**Exercise:** The data below is to be returned in full and exactly.

**Supplied material:**
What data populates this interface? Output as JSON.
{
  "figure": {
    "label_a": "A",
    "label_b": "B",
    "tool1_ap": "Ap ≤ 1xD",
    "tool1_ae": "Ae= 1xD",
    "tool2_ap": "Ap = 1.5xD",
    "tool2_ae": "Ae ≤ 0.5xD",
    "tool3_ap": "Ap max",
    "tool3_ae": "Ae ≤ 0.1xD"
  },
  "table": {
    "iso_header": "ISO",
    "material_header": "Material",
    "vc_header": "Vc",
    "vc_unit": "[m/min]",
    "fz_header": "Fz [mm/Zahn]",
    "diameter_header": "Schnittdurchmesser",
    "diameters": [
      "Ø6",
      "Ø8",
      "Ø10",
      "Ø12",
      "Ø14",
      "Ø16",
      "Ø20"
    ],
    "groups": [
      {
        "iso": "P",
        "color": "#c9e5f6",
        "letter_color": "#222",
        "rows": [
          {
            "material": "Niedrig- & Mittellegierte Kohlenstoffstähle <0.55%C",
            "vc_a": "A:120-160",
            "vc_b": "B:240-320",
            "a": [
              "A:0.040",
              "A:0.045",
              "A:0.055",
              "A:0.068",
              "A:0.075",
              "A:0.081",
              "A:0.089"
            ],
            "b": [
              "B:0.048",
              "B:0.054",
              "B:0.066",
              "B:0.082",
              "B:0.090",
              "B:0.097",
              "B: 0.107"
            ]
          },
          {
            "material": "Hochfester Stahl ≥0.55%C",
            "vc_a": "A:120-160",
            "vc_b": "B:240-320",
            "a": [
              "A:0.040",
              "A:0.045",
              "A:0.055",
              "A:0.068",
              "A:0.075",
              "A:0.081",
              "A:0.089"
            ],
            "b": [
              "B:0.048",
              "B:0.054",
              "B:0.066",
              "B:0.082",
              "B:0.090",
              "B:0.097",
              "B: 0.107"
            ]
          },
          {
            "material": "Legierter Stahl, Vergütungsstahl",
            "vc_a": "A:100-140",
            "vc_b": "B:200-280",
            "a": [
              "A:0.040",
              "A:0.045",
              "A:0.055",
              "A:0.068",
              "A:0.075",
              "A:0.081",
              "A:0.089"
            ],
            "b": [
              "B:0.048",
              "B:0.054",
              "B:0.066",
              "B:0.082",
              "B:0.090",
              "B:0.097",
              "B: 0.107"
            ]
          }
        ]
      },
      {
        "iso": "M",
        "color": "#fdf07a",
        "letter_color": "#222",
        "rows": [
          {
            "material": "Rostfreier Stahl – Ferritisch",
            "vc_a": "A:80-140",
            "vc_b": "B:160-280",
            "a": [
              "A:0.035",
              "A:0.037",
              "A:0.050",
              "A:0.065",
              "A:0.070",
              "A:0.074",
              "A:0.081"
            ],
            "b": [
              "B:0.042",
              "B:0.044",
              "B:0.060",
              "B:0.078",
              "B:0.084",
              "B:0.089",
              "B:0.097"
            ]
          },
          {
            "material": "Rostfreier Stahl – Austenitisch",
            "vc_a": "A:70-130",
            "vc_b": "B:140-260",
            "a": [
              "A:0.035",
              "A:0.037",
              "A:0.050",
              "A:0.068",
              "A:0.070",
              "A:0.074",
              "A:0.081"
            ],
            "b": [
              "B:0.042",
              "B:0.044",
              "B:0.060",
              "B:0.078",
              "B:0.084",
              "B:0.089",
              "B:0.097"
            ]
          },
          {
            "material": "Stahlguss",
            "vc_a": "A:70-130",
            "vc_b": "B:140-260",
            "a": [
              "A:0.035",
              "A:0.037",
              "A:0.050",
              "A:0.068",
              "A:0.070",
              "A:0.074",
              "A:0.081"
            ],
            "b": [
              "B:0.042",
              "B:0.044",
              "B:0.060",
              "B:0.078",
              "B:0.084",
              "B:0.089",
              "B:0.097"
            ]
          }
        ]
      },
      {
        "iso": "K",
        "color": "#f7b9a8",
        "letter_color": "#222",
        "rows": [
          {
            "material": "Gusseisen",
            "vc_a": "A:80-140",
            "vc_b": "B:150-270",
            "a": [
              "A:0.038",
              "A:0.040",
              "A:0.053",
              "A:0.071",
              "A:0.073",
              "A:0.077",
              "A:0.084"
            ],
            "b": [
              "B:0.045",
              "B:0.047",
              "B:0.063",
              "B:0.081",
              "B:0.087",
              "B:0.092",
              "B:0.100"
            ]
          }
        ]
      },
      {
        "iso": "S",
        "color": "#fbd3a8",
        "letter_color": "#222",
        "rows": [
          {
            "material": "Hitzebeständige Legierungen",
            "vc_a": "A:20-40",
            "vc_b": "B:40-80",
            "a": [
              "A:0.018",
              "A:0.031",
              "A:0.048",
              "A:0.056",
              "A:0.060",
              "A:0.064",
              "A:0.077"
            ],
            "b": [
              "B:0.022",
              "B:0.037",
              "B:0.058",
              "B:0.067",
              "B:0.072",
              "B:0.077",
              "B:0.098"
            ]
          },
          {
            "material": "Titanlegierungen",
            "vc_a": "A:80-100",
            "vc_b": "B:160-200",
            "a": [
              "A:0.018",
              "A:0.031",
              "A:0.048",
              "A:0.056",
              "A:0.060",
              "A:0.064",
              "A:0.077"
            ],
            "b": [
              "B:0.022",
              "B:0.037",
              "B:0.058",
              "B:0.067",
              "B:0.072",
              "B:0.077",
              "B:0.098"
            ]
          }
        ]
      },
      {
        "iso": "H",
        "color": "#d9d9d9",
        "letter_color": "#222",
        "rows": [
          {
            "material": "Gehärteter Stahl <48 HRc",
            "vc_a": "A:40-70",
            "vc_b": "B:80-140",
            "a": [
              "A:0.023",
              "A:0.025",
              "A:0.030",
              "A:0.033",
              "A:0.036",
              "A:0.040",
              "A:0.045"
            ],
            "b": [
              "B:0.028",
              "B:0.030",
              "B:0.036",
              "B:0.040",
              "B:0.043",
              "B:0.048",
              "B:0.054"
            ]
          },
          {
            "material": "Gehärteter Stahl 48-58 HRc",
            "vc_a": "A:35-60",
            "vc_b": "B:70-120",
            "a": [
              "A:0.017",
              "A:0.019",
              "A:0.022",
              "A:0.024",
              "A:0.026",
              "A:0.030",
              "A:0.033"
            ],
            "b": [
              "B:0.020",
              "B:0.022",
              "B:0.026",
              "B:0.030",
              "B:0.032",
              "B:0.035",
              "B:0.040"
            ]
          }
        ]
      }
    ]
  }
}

**Exercise result:**
What data populates this interface? Output as JSON.
{
  "figure": {
    "label_a": "A",
    "label_b": "B",
    "tool1_ap": "Ap ≤ 1xD",
    "tool1_ae": "Ae= 1xD",
    "tool2_ap": "Ap = 1.5xD",
    "tool2_ae": "Ae ≤ 0.5xD",
    "tool3_ap": "Ap max",
    "tool3_ae": "Ae ≤ 0.1xD"
  },
  "table": {
    "iso_header": "ISO",
    "material_header": "Material",
    "vc_header": "Vc",
    "vc_unit": "[m/min]",
    "fz_header": "Fz [mm/Zahn]",
    "diameter_header": "Schnittdurchmesser",
    "diameters": [
      "Ø6",
      "Ø8",
      "Ø10",
      "Ø12",
      "Ø14",
      "Ø16",
      "Ø20"
    ],
    "groups": [
      {
        "iso": "P",
        "color": "#c9e5f6",
        "letter_color": "#222",
        "rows": [
          {
            "material": "Niedrig- & Mittellegierte Kohlenstoffstähle <0.55%C",
            "vc_a": "A:120-160",
            "vc_b": "B:240-320",
            "a": [
              "A:0.040",
              "A:0.045",
              "A:0.055",
              "A:0.068",
              "A:0.075",
              "A:0.081",
              "A:0.089"
            ],
            "b": [
              "B:0.048",
              "B:0.054",
              "B:0.066",
              "B:0.082",
              "B:0.090",
              "B:0.097",
              "B: 0.107"
            ]
          },
          {
            "material": "Hochfester Stahl ≥0.55%C",
            "vc_a": "A:120-160",
            "vc_b": "B:240-320",
            "a": [
              "A:0.040",
              "A:0.045",
              "A:0.055",
              "A:0.068",
              "A:0.075",
              "A:0.081",
              "A:0.089"
            ],
            "b": [
              "B:0.048",
              "B:0.054",
              "B:0.066",
              "B:0.082",
              "B:0.090",
              "B:0.097",
              "B: 0.107"
            ]
          },
          {
            "material": "Legierter Stahl, Vergütungsstahl",
            "vc_a": "A:100-140",
            "vc_b": "B:200-280",
            "a": [
              "A:0.040",
              "A:0.045",
              "A:0.055",
              "A:0.068",
              "A:0.075",
              "A:0.081",
              "A:0.089"
            ],
            "b": [
              "B:0.048",
              "B:0.054",
              "B:0.066",
              "B:0.082",
              "B:0.090",
              "B:0.097",
              "B: 0.107"
            ]
          }
        ]
      },
      {
        "iso": "M",
        "color": "#fdf07a",
        "letter_color": "#222",
        "rows": [
          {
            "material": "Rostfreier Stahl – Ferritisch",
            "vc_a": "A:80-140",
            "vc_b": "B:160-280",
            "a": [
              "A:0.035",
              "A:0.037",
              "A:0.050",
              "A:0.065",
              "A:0.070",
              "A:0.074",
              "A:0.081"
            ],
            "b": [
              "B:0.042",
              "B:0.044",
              "B:0.060",
              "B:0.078",
              "B:0.084",
              "B:0.089",
              "B:0.097"
            ]
          },
          {
            "material": "Rostfreier Stahl – Austenitisch",
            "vc_a": "A:70-130",
            "vc_b": "B:140-260",
            "a": [
              "A:0.035",
              "A:0.037",
              "A:0.050",
              "A:0.068",
              "A:0.070",
              "A:0.074",
              "A:0.081"
            ],
            "b": [
              "B:0.042",
              "B:0.044",
              "B:0.060",
              "B:0.078",
              "B:0.084",
              "B:0.089",
              "B:0.097"
            ]
          },
          {
            "material": "Stahlguss",
            "vc_a": "A:70-130",
            "vc_b": "B:140-260",
            "a": [
              "A:0.035",
              "A:0.037",
              "A:0.050",
              "A:0.068",
              "A:0.070",
              "A:0.074",
              "A:0.081"
            ],
            "b": [
              "B:0.042",
              "B:0.044",
              "B:0.060",
              "B:0.078",
              "B:0.084",
              "B:0.089",
              "B:0.097"
            ]
          }
        ]
      },
      {
        "iso": "K",
        "color": "#f7b9a8",
        "letter_color": "#222",
        "rows": [
          {
            "material": "Gusseisen",
            "vc_a": "A:80-140",
            "vc_b": "B:150-270",
            "a": [
              "A:0.038",
              "A:0.040",
              "A:0.053",
              "A:0.071",
              "A:0.073",
              "A:0.077",
              "A:0.084"
            ],
            "b": [
              "B:0.045",
              "B:0.047",
              "B:0.063",
              "B:0.081",
              "B:0.087",
              "B:0.092",
              "B:0.100"
            ]
          }
        ]
      },
      {
        "iso": "S",
        "color": "#fbd3a8",
        "letter_color": "#222",
        "rows": [
          {
            "material": "Hitzebeständige Legierungen",
            "vc_a": "A:20-40",
            "vc_b": "B:40-80",
            "a": [
              "A:0.018",
              "A:0.031",
              "A:0.048",
              "A:0.056",
              "A:0.060",
              "A:0.064",
              "A:0.077"
            ],
            "b": [
              "B:0.022",
              "B:0.037",
              "B:0.058",
              "B:0.067",
              "B:0.072",
              "B:0.077",
              "B:0.098"
            ]
          },
          {
            "material": "Titanlegierungen",
            "vc_a": "A:80-100",
            "vc_b": "B:160-200",
            "a": [
              "A:0.018",
              "A:0.031",
              "A:0.048",
              "A:0.056",
              "A:0.060",
              "A:0.064",
              "A:0.077"
            ],
            "b": [
              "B:0.022",
              "B:0.037",
              "B:0.058",
              "B:0.067",
              "B:0.072",
              "B:0.077",
              "B:0.098"
            ]
          }
        ]
      },
      {
        "iso": "H",
        "color": "#d9d9d9",
        "letter_color": "#222",
        "rows": [
          {
            "material": "Gehärteter Stahl <48 HRc",
            "vc_a": "A:40-70",
            "vc_b": "B:80-140",
            "a": [
              "A:0.023",
              "A:0.025",
              "A:0.030",
              "A:0.033",
              "A:0.036",
              "A:0.040",
              "A:0.045"
            ],
            "b": [
              "B:0.028",
              "B:0.030",
              "B:0.036",
              "B:0.040",
              "B:0.043",
              "B:0.048",
              "B:0.054"
            ]
          },
          {
            "material": "Gehärteter Stahl 48-58 HRc",
            "vc_a": "A:35-60",
            "vc_b": "B:70-120",
            "a": [
              "A:0.017",
              "A:0.019",
              "A:0.022",
              "A:0.024",
              "A:0.026",
              "A:0.030",
              "A:0.033"
            ],
            "b": [
              "B:0.020",
              "B:0.022",
              "B:0.026",
              "B:0.030",
              "B:0.032",
              "B:0.035",
              "B:0.040"
            ]
          }
        ]
      }
    ]
  }
}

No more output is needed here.